▶ **Provided material**:
━━━━━━━━━━
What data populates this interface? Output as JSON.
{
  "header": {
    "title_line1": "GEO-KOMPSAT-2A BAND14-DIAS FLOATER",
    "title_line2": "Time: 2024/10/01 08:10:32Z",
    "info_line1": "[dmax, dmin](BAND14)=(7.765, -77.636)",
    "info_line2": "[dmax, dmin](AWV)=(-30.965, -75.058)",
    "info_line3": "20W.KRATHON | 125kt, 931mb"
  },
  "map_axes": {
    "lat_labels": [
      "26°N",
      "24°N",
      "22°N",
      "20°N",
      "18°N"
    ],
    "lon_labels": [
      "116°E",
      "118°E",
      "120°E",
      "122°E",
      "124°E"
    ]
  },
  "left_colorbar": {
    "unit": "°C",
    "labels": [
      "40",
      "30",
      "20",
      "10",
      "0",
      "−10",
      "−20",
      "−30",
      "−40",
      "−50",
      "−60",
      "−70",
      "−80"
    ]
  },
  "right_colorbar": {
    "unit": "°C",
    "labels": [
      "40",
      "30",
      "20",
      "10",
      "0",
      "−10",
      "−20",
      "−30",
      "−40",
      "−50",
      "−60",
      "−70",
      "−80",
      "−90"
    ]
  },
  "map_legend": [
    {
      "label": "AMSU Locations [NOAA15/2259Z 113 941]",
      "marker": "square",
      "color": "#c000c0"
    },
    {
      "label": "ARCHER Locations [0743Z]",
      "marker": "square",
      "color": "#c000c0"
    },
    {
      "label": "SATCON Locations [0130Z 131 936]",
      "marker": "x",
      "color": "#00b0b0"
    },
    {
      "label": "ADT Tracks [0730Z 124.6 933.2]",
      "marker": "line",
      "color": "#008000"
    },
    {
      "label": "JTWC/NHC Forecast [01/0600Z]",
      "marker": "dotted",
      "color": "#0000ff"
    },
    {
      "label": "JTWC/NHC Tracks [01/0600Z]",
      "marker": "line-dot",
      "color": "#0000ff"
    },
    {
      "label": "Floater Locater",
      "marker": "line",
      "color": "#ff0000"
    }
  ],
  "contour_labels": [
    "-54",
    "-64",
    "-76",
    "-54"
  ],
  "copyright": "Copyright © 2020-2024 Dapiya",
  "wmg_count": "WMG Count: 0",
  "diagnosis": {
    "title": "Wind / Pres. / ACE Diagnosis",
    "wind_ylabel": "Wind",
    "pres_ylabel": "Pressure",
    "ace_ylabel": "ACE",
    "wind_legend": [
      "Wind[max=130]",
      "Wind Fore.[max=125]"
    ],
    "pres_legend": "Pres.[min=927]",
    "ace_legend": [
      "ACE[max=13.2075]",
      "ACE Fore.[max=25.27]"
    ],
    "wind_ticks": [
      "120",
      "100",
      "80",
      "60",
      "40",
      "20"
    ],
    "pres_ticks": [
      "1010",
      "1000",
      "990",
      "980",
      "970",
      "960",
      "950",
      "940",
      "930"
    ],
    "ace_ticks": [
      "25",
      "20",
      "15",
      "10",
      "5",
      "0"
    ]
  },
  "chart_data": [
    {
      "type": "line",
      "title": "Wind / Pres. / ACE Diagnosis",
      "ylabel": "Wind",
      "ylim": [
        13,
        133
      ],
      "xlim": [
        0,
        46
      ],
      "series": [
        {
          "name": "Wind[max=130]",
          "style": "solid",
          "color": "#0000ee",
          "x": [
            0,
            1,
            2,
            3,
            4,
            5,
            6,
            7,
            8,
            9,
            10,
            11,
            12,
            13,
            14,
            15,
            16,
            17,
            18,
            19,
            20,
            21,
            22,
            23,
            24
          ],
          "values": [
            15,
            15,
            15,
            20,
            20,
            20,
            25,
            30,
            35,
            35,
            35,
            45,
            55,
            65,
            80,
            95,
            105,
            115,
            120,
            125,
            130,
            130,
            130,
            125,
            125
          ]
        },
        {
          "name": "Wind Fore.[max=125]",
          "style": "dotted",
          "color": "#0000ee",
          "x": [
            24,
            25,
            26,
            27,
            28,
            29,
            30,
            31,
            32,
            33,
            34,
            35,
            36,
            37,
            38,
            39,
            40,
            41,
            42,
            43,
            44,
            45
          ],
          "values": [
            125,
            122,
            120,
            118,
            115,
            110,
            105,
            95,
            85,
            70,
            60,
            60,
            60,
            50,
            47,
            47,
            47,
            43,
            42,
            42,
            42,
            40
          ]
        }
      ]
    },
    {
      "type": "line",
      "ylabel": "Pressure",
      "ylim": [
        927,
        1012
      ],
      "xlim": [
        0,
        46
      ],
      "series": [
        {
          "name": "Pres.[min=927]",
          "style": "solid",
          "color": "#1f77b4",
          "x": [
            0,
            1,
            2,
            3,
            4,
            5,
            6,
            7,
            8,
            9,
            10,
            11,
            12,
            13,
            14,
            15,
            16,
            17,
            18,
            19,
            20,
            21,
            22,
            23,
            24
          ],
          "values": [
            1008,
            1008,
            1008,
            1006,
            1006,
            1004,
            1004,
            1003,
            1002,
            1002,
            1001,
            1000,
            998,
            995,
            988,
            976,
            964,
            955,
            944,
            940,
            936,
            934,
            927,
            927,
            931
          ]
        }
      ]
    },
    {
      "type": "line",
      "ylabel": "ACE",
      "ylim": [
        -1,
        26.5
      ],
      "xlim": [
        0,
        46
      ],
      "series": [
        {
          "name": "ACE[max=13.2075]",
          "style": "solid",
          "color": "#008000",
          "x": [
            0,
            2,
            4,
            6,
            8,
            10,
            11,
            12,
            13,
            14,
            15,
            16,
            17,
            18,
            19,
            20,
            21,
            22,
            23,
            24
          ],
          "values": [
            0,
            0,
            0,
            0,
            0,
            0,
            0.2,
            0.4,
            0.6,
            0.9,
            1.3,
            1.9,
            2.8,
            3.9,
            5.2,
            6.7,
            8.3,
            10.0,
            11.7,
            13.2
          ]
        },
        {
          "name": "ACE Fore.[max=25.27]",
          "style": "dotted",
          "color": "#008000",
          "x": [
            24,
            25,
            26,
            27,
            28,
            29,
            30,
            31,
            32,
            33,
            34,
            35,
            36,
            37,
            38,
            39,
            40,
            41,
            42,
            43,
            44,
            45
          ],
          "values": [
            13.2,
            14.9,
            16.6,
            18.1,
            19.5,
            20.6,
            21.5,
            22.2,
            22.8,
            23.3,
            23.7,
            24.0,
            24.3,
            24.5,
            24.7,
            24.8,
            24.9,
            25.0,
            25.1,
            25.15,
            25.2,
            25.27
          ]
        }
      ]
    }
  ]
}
━━━━━━━━━━
▶ **Exercise description**:
Quote each line above in full, word for word.

▶ **Problem solution**:
What data populates this interface? Output as JSON.
{
  "header": {
    "title_line1": "GEO-KOMPSAT-2A BAND14-DIAS FLOATER",
    "title_line2": "Time: 2024/10/01 08:10:32Z",
    "info_line1": "[dmax, dmin](BAND14)=(7.765, -77.636)",
    "info_line2": "[dmax, dmin](AWV)=(-30.965, -75.058)",
    "info_line3": "20W.KRATHON | 125kt, 931mb"
  },
  "map_axes": {
    "lat_labels": [
      "26°N",
      "24°N",
      "22°N",
      "20°N",
      "18°N"
    ],
    "lon_labels": [
      "116°E",
      "118°E",
      "120°E",
      "122°E",
      "124°E"
    ]
  },
  "left_colorbar": {
    "unit": "°C",
    "labels": [
      "40",
      "30",
      "20",
      "10",
      "0",
      "−10",
      "−20",
      "−30",
      "−40",
      "−50",
      "−60",
      "−70",
      "−80"
    ]
  },
  "right_colorbar": {
    "unit": "°C",
    "labels": [
      "40",
      "30",
      "20",
      "10",
      "0",
      "−10",
      "−20",
      "−30",
      "−40",
      "−50",
      "−60",
      "−70",
      "−80",
      "−90"
    ]
  },
  "map_legend": [
    {
      "label": "AMSU Locations [NOAA15/2259Z 113 941]",
      "marker": "square",
      "color": "#c000c0"
    },
    {
      "label": "ARCHER Locations [0743Z]",
      "marker": "square",
      "color": "#c000c0"
    },
    {
      "label": "SATCON Locations [0130Z 131 936]",
      "marker": "x",
      "color": "#00b0b0"
    },
    {
      "label": "ADT Tracks [0730Z 124.6 933.2]",
      "marker": "line",
      "color": "#008000"
    },
    {
      "label": "JTWC/NHC Forecast [01/0600Z]",
      "marker": "dotted",
      "color": "#0000ff"
    },
    {
      "label": "JTWC/NHC Tracks [01/0600Z]",
      "marker": "line-dot",
      "color": "#0000ff"
    },
    {
      "label": "Floater Locater",
      "marker": "line",
      "color": "#ff0000"
    }
  ],
  "contour_labels": [
    "-54",
    "-64",
    "-76",
    "-54"
  ],
  "copyright": "Copyright © 2020-2024 Dapiya",
  "wmg_count": "WMG Count: 0",
  "diagnosis": {
    "title": "Wind / Pres. / ACE Diagnosis",
    "wind_ylabel": "Wind",
    "pres_ylabel": "Pressure",
    "ace_ylabel": "ACE",
    "wind_legend": [
      "Wind[max=130]",
      "Wind Fore.[max=125]"
    ],
    "pres_legend": "Pres.[min=927]",
    "ace_legend": [
      "ACE[max=13.2075]",
      "ACE Fore.[max=25.27]"
    ],
    "wind_ticks": [
      "120",
      "100",
      "80",
      "60",
      "40",
      "20"
    ],
    "pres_ticks": [
      "1010",
      "1000",
      "990",
      "980",
      "970",
      "960",
      "950",
      "940",
      "930"
    ],
    "ace_ticks": [
      "25",
      "20",
      "15",
      "10",
      "5",
      "0"
    ]
  },
  "chart_data": [
    {
      "type": "line",
      "title": "Wind / Pres. / ACE Diagnosis",
      "ylabel": "Wind",
      "ylim": [
        13,
        133
      ],
      "xlim": [
        0,
        46
      ],
      "series": [
        {
          "name": "Wind[max=130]",
          "style": "solid",
          "color": "#0000ee",
          "x": [
            0,
            1,
            2,
            3,
            4,
            5,
            6,
            7,
            8,
            9,
            10,
            11,
            12,
            13,
            14,
            15,
            16,
            17,
            18,
            19,
            20,
            21,
            22,
            23,
            24
          ],
          "values": [
            15,
            15,
            15,
            20,
            20,
            20,
            25,
            30,
            35,
            35,
            35,
            45,
            55,
            65,
            80,
            95,
            105,
            115,
            120,
            125,
            130,
            130,
            130,
            125,
            125
          ]
        },
        {
          "name": "Wind Fore.[max=125]",
          "style": "dotted",
          "color": "#0000ee",
          "x": [
            24,
            25,
            26,
            27,
            28,
            29,
            30,
            31,
            32,
            33,
            34,
            35,
            36,
            37,
            38,
            39,
            40,
            41,
            42,
            43,
            44,
            45
          ],
          "values": [
            125,
            122,
            120,
            118,
            115,
            110,
            105,
            95,
            85,
            70,
            60,
            60,
            60,
            50,
            47,
            47,
            47,
            43,
            42,
            42,
            42,
            40
          ]
        }
      ]
    },
    {
      "type": "line",
      "ylabel": "Pressure",
      "ylim": [
        927,
        1012
      ],
      "xlim": [
        0,
        46
      ],
      "series": [
        {
          "name": "Pres.[min=927]",
          "style": "solid",
          "color": "#1f77b4",
          "x": [
            0,
            1,
            2,
            3,
            4,
            5,
            6,
            7,
            8,
            9,
            10,
            11,
            12,
            13,
            14,
            15,
            16,
            17,
            18,
            19,
            20,
            21,
            22,
            23,
            24
          ],
          "values": [
            1008,
            1008,
            1008,
            1006,
            1006,
            1004,
            1004,
            1003,
            1002,
            1002,
            1001,
            1000,
            998,
            995,
            988,
            976,
            964,
            955,
            944,
            940,
            936,
            934,
            927,
            927,
            931
          ]
        }
      ]
    },
    {
      "type": "line",
      "ylabel": "ACE",
      "ylim": [
        -1,
        26.5
      ],
      "xlim": [
        0,
        46
      ],
      "series": [
        {
          "name": "ACE[max=13.2075]",
          "style": "solid",
          "color": "#008000",
          "x": [
            0,
            2,
            4,
            6,
            8,
            10,
            11,
            12,
            13,
            14,
            15,
            16,
            17,
            18,
            19,
            20,
            21,
            22,
            23,
            24
          ],
          "values": [
            0,
            0,
            0,
            0,
            0,
            0,
            0.2,
            0.4,
            0.6,
            0.9,
            1.3,
            1.9,
            2.8,
            3.9,
            5.2,
            6.7,
            8.3,
            10.0,
            11.7,
            13.2
          ]
        },
        {
          "name": "ACE Fore.[max=25.27]",
          "style": "dotted",
          "color": "#008000",
          "x": [
            24,
            25,
            26,
            27,
            28,
            29,
            30,
            31,
            32,
            33,
            34,
            35,
            36,
            37,
            38,
            39,
            40,
            41,
            42,
            43,
            44,
            45
          ],
          "values": [
            13.2,
            14.9,
            16.6,
            18.1,
            19.5,
            20.6,
            21.5,
            22.2,
            22.8,
            23.3,
            23.7,
            24.0,
            24.3,
            24.5,
            24.7,
            24.8,
            24.9,
            25.0,
            25.1,
            25.15,
            25.2,
            25.27
          ]
        }
      ]
    }
  ]
}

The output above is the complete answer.